→ **REQUIREMENT**: Print out every line, exactly as written.

→ **EXTRACTED INFORMATION**:
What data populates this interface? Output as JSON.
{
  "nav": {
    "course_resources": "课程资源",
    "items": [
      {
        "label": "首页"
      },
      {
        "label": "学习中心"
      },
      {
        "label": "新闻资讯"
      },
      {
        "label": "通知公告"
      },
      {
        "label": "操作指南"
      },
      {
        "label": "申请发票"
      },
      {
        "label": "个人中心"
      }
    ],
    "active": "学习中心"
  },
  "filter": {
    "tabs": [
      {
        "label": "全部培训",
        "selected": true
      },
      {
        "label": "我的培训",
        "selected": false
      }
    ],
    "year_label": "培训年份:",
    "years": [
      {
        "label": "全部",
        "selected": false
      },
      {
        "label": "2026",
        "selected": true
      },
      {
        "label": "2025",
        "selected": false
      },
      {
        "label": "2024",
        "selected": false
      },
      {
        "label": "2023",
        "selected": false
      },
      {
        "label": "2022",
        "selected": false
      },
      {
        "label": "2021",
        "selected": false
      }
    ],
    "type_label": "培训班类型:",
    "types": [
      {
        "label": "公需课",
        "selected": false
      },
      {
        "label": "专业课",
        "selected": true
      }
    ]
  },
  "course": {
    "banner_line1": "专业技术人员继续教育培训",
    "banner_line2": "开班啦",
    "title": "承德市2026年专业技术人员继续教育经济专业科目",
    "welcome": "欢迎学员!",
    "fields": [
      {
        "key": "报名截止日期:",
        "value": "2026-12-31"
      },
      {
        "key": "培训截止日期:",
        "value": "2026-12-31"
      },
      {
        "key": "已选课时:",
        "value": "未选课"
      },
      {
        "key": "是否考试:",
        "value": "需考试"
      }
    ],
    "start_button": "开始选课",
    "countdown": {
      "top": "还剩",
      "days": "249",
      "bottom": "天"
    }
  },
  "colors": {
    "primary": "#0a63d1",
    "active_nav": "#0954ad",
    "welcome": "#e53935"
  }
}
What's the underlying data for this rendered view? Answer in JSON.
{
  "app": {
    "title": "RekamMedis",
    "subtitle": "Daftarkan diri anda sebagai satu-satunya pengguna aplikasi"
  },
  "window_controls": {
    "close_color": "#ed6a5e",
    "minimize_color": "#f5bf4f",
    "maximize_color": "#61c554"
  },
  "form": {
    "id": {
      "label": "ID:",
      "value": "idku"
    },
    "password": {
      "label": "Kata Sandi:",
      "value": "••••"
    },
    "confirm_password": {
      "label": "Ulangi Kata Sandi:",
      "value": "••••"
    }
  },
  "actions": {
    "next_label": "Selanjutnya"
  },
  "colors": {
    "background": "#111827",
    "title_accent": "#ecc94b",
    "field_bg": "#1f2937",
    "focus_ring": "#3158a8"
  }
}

→ **COMPLETE ANSWER**:
What data populates this interface? Output as JSON.
{
  "nav": {
    "course_resources": "课程资源",
    "items": [
      {
        "label": "首页"
      },
      {
        "label": "学习中心"
      },
      {
        "label": "新闻资讯"
      },
      {
        "label": "通知公告"
      },
      {
        "label": "操作指南"
      },
      {
        "label": "申请发票"
      },
      {
        "label": "个人中心"
      }
    ],
    "active": "学习中心"
  },
  "filter": {
    "tabs": [
      {
        "label": "全部培训",
        "selected": true
      },
      {
        "label": "我的培训",
        "selected": false
      }
    ],
    "year_label": "培训年份:",
    "years": [
      {
        "label": "全部",
        "selected": false
      },
      {
        "label": "2026",
        "selected": true
      },
      {
        "label": "2025",
        "selected": false
      },
      {
        "label": "2024",
        "selected": false
      },
      {
        "label": "2023",
        "selected": false
      },
      {
        "label": "2022",
        "selected": false
      },
      {
        "label": "2021",
        "selected": false
      }
    ],
    "type_label": "培训班类型:",
    "types": [
      {
        "label": "公需课",
        "selected": false
      },
      {
        "label": "专业课",
        "selected": true
      }
    ]
  },
  "course": {
    "banner_line1": "专业技术人员继续教育培训",
    "banner_line2": "开班啦",
    "title": "承德市2026年专业技术人员继续教育经济专业科目",
    "welcome": "欢迎学员!",
    "fields": [
      {
        "key": "报名截止日期:",
        "value": "2026-12-31"
      },
      {
        "key": "培训截止日期:",
        "value": "2026-12-31"
      },
      {
        "key": "已选课时:",
        "value": "未选课"
      },
      {
        "key": "是否考试:",
        "value": "需考试"
      }
    ],
    "start_button": "开始选课",
    "countdown": {
      "top": "还剩",
      "days": "249",
      "bottom": "天"
    }
  },
  "colors": {
    "primary": "#0a63d1",
    "active_nav": "#0954ad",
    "welcome": "#e53935"
  }
}
What's the underlying data for this rendered view? Answer in JSON.
{
  "app": {
    "title": "RekamMedis",
    "subtitle": "Daftarkan diri anda sebagai satu-satunya pengguna aplikasi"
  },
  "window_controls": {
    "close_color": "#ed6a5e",
    "minimize_color": "#f5bf4f",
    "maximize_color": "#61c554"
  },
  "form": {
    "id": {
      "label": "ID:",
      "value": "idku"
    },
    "password": {
      "label": "Kata Sandi:",
      "value": "••••"
    },
    "confirm_password": {
      "label": "Ulangi Kata Sandi:",
      "value": "••••"
    }
  },
  "actions": {
    "next_label": "Selanjutnya"
  },
  "colors": {
    "background": "#111827",
    "title_accent": "#ecc94b",
    "field_bg": "#1f2937",
    "focus_ring": "#3158a8"
  }
}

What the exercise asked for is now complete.